### Goal
Extract each line holding the word "name" from the entries.

Stored dataset items:
↓
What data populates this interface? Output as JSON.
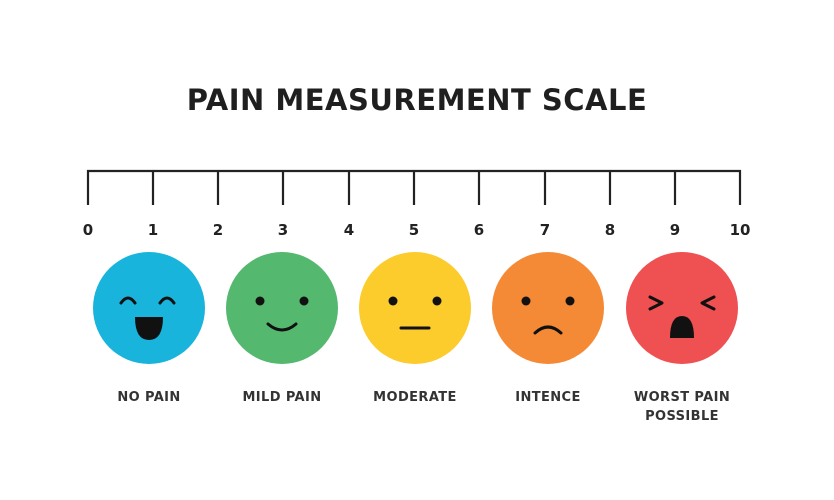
{
  "title": "PAIN MEASUREMENT SCALE",
  "scale": {
    "ticks": [
      "0",
      "1",
      "2",
      "3",
      "4",
      "5",
      "6",
      "7",
      "8",
      "9",
      "10"
    ]
  },
  "faces": [
    {
      "name": "no-pain",
      "color": "#19b4dc",
      "expression": "laughing",
      "label": "NO PAIN",
      "scale_value": "1"
    },
    {
      "name": "mild-pain",
      "color": "#55b86f",
      "expression": "smiling",
      "label": "MILD PAIN",
      "scale_value": "3"
    },
    {
      "name": "moderate",
      "color": "#fccb2c",
      "expression": "neutral",
      "label": "MODERATE",
      "scale_value": "5"
    },
    {
      "name": "intence",
      "color": "#f58a36",
      "expression": "frowning",
      "label": "INTENCE",
      "scale_value": "7"
    },
    {
      "name": "worst-pain",
      "color": "#ef5052",
      "expression": "crying",
      "label_line1": "WORST PAIN",
      "label_line2": "POSSIBLE",
      "scale_value": "9"
    }
  ]
}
↑
### Task solution
      "name": "no-pain",
      "name": "mild-pain",
      "name": "moderate",
      "name": "intence",
      "name": "worst-pain",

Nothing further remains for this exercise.